* [Exercise]: All the data should be repeated exactly. Any image in it is left out.
· · · · ·
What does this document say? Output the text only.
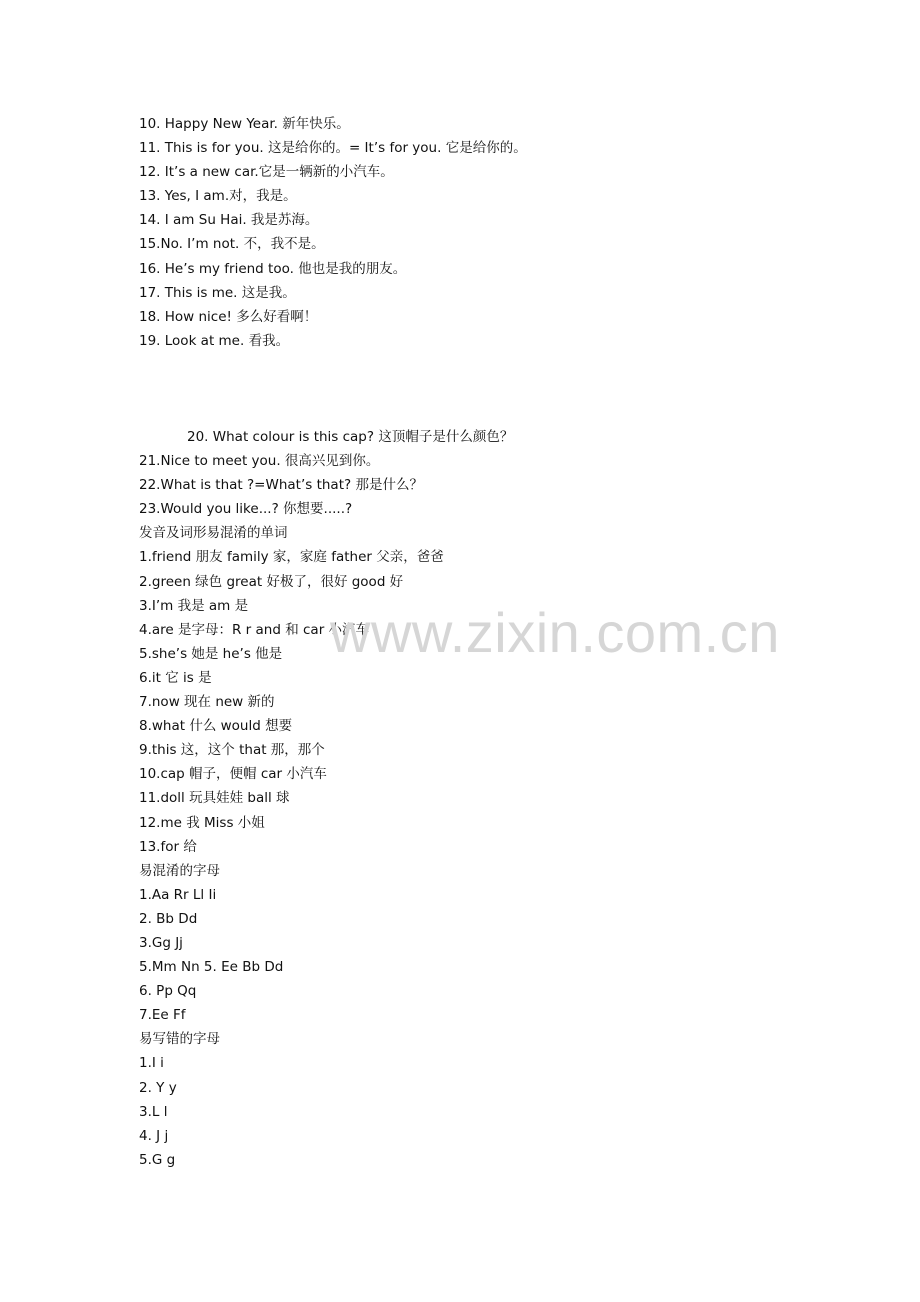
10. Happy New Year. 新年快乐。
11. This is for you. 这是给你的。= It’s for you. 它是给你的。
12. It’s a new car.它是一辆新的小汽车。
13. Yes, I am.对，我是。
14. I am Su Hai. 我是苏海。
15.No. I’m not. 不，我不是。
16. He’s my friend too. 他也是我的朋友。
17. This is me. 这是我。
18. How nice! 多么好看啊！
19. Look at me. 看我。
20. What colour is this cap? 这顶帽子是什么颜色？
21.Nice to meet you. 很高兴见到你。
22.What is that ?=What’s that? 那是什么？
23.Would you like...? 你想要.....?
发音及词形易混淆的单词
1.friend 朋友 family 家，家庭 father 父亲，爸爸
2.green 绿色 great 好极了，很好 good 好
3.I’m 我是 am 是
4.are 是字母：R r and 和 car 小汽车
5.she’s 她是 he’s 他是
6.it 它 is 是
7.now 现在 new 新的
8.what 什么 would 想要
9.this 这，这个 that 那，那个
10.cap 帽子，便帽 car 小汽车
11.doll 玩具娃娃 ball 球
12.me 我 Miss 小姐
13.for 给
易混淆的字母
1.Aa Rr Ll Ii
2. Bb Dd
3.Gg Jj
5.Mm Nn 5. Ee Bb Dd
6. Pp Qq
7.Ee Ff
易写错的字母
1.I i
2. Y y
3.L l
4. J j
5.G g
www.zixin.com.cn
· · · · ·
* [Response to this task]:
What does this document say? Output the text only.
10. Happy New Year. 新年快乐。
11. This is for you. 这是给你的。= It’s for you. 它是给你的。
12. It’s a new car.它是一辆新的小汽车。
13. Yes, I am.对，我是。
14. I am Su Hai. 我是苏海。
15.No. I’m not. 不，我不是。
16. He’s my friend too. 他也是我的朋友。
17. This is me. 这是我。
18. How nice! 多么好看啊！
19. Look at me. 看我。
20. What colour is this cap? 这顶帽子是什么颜色？
21.Nice to meet you. 很高兴见到你。
22.What is that ?=What’s that? 那是什么？
23.Would you like...? 你想要.....?
发音及词形易混淆的单词
1.friend 朋友 family 家，家庭 father 父亲，爸爸
2.green 绿色 great 好极了，很好 good 好
3.I’m 我是 am 是
4.are 是字母：R r and 和 car 小汽车
5.she’s 她是 he’s 他是
6.it 它 is 是
7.now 现在 new 新的
8.what 什么 would 想要
9.this 这，这个 that 那，那个
10.cap 帽子，便帽 car 小汽车
11.doll 玩具娃娃 ball 球
12.me 我 Miss 小姐
13.for 给
易混淆的字母
1.Aa Rr Ll Ii
2. Bb Dd
3.Gg Jj
5.Mm Nn 5. Ee Bb Dd
6. Pp Qq
7.Ee Ff
易写错的字母
1.I i
2. Y y
3.L l
4. J j
5.G g
www.zixin.com.cn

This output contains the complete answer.